╭──

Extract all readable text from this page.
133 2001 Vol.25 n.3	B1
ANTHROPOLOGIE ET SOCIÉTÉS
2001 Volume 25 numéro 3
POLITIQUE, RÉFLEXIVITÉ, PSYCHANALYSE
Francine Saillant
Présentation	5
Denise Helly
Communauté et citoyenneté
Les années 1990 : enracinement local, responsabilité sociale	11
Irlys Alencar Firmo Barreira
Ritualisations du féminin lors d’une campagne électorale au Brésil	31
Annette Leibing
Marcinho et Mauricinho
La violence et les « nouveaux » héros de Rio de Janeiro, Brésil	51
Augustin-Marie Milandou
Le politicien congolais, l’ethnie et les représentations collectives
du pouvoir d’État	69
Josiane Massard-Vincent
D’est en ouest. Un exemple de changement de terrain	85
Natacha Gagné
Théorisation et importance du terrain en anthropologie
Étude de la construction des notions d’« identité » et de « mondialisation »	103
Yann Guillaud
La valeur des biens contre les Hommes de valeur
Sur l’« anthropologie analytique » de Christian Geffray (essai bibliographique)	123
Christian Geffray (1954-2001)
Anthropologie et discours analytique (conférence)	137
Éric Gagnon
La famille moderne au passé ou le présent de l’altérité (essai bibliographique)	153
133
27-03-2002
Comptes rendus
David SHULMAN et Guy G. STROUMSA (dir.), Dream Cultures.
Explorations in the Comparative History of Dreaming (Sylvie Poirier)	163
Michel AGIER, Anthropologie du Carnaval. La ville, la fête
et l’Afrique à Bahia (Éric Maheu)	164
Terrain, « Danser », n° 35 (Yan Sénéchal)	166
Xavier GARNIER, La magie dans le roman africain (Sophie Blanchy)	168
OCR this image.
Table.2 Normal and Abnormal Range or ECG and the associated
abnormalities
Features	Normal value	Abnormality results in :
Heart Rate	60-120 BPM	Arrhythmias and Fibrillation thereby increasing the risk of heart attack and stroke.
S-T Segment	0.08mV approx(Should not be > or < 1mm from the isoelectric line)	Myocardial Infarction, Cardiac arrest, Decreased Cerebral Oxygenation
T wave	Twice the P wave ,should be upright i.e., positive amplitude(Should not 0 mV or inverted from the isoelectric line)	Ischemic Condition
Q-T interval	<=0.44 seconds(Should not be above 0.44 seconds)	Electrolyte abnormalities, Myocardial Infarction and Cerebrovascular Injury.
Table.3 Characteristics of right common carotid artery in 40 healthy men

╰──

• **TASK REQUIREMENTS**
Nothing but the lines from the one with "OCR this image." through the end of the data above should be repeated, each exactly as it stands.

• **TASK OUTPUT**
OCR this image.
Table.2 Normal and Abnormal Range or ECG and the associated
abnormalities
Features	Normal value	Abnormality results in :
Heart Rate	60-120 BPM	Arrhythmias and Fibrillation thereby increasing the risk of heart attack and stroke.
S-T Segment	0.08mV approx(Should not be > or < 1mm from the isoelectric line)	Myocardial Infarction, Cardiac arrest, Decreased Cerebral Oxygenation
T wave	Twice the P wave ,should be upright i.e., positive amplitude(Should not 0 mV or inverted from the isoelectric line)	Ischemic Condition
Q-T interval	<=0.44 seconds(Should not be above 0.44 seconds)	Electrolyte abnormalities, Myocardial Infarction and Cerebrovascular Injury.
Table.3 Characteristics of right common carotid artery in 40 healthy men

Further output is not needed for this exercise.